> **GIVEN PROBLEM**:
Collect all lines from the records below that include the word "предоставление".

> **PROVIDED ENTRIES**:
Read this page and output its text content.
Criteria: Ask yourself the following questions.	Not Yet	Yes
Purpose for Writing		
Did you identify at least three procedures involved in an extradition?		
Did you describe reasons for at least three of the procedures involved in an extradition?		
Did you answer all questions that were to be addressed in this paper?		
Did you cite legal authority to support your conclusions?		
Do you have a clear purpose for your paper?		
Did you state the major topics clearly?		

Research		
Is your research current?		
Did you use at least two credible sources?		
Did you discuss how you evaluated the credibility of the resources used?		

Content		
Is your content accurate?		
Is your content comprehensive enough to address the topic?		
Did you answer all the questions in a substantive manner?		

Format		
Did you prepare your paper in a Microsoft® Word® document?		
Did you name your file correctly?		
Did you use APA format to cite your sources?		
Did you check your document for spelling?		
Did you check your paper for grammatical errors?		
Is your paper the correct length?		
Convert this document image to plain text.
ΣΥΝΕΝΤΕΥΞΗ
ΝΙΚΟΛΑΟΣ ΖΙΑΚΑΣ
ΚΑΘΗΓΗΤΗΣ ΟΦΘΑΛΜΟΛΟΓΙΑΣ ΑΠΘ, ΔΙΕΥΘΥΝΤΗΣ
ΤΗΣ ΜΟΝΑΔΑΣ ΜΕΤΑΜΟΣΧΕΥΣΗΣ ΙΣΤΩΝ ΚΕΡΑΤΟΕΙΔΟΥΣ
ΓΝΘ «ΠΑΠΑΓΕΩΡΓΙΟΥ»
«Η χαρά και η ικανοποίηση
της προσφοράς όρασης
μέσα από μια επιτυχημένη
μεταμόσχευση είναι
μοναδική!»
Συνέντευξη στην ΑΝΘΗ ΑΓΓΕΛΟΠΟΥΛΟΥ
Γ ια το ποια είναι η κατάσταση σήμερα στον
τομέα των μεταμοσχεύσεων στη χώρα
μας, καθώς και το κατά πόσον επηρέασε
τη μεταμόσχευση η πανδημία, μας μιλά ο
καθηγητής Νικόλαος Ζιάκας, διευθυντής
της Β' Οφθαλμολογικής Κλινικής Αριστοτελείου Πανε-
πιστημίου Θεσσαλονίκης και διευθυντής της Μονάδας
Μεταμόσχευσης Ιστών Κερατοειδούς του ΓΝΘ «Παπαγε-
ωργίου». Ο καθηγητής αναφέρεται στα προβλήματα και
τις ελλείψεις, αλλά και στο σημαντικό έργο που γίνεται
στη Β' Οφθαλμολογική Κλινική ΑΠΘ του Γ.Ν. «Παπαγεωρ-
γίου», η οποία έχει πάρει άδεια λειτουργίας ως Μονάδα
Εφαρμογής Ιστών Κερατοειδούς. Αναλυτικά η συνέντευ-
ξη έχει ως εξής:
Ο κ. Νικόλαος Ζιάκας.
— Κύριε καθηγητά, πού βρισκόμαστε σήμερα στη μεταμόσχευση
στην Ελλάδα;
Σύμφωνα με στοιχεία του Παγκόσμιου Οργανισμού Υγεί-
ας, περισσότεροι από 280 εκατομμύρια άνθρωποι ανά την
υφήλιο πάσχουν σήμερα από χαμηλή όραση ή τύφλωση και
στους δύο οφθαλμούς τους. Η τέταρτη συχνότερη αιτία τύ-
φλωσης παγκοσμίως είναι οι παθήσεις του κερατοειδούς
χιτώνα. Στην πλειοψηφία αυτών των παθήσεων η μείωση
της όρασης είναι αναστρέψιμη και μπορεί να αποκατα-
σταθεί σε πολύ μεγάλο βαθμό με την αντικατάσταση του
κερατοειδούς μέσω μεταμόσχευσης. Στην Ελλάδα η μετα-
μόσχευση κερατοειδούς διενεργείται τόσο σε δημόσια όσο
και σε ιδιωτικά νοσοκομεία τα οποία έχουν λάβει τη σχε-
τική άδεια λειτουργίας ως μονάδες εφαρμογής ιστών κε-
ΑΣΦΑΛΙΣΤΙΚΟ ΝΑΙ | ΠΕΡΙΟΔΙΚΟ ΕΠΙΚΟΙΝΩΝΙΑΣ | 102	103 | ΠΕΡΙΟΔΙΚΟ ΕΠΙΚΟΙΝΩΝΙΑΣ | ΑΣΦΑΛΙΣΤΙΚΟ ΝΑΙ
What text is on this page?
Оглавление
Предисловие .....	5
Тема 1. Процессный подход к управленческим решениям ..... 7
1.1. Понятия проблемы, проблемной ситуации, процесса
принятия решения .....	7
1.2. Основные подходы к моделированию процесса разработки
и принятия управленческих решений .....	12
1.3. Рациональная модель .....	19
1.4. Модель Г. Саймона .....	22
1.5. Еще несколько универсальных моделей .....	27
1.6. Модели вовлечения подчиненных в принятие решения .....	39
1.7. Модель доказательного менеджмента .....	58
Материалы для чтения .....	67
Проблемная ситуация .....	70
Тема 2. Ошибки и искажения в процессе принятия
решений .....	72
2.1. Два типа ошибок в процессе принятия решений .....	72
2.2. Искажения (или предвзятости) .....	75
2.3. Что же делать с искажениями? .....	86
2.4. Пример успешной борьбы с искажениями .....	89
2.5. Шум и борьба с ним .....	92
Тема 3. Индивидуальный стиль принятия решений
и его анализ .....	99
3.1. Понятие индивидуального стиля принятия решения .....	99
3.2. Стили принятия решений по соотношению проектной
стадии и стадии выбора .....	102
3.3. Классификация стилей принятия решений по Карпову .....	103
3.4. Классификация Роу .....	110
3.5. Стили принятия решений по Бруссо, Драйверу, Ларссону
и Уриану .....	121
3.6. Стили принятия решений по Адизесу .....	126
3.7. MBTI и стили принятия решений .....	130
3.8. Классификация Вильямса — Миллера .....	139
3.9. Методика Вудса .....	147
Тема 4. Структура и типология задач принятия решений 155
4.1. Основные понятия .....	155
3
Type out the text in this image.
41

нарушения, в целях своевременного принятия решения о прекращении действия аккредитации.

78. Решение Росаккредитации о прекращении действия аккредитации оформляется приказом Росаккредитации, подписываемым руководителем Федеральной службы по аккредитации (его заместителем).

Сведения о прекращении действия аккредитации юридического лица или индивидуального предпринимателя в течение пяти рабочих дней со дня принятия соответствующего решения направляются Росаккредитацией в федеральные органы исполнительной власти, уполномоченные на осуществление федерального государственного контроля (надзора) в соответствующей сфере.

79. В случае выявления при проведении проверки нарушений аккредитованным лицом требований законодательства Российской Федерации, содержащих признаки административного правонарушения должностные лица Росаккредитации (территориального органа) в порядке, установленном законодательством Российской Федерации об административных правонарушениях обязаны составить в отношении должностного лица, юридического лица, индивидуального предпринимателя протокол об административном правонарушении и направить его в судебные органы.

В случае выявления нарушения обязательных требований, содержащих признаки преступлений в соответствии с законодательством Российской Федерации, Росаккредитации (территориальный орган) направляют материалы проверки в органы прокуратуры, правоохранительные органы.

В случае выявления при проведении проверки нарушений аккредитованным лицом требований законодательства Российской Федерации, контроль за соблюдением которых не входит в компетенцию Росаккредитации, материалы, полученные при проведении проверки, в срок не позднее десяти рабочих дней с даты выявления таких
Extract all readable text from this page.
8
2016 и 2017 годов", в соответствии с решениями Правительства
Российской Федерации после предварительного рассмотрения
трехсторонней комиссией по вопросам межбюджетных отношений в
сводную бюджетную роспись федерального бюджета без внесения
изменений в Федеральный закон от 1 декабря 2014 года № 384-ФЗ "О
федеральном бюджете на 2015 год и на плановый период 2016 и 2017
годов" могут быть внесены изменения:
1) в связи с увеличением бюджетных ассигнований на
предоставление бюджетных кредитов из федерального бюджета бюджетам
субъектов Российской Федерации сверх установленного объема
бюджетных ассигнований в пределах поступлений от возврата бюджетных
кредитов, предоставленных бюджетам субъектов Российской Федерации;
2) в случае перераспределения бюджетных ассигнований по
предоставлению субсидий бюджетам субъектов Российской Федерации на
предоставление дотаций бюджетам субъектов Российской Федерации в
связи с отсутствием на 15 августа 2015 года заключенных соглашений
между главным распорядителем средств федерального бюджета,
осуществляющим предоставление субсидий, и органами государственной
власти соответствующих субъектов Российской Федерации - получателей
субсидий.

> **RESPONSE BELOW**:
предоставление бюджетных кредитов из федерального бюджета бюджетам
предоставление дотаций бюджетам субъектов Российской Федерации в
осуществляющим предоставление субсидий, и органами государственной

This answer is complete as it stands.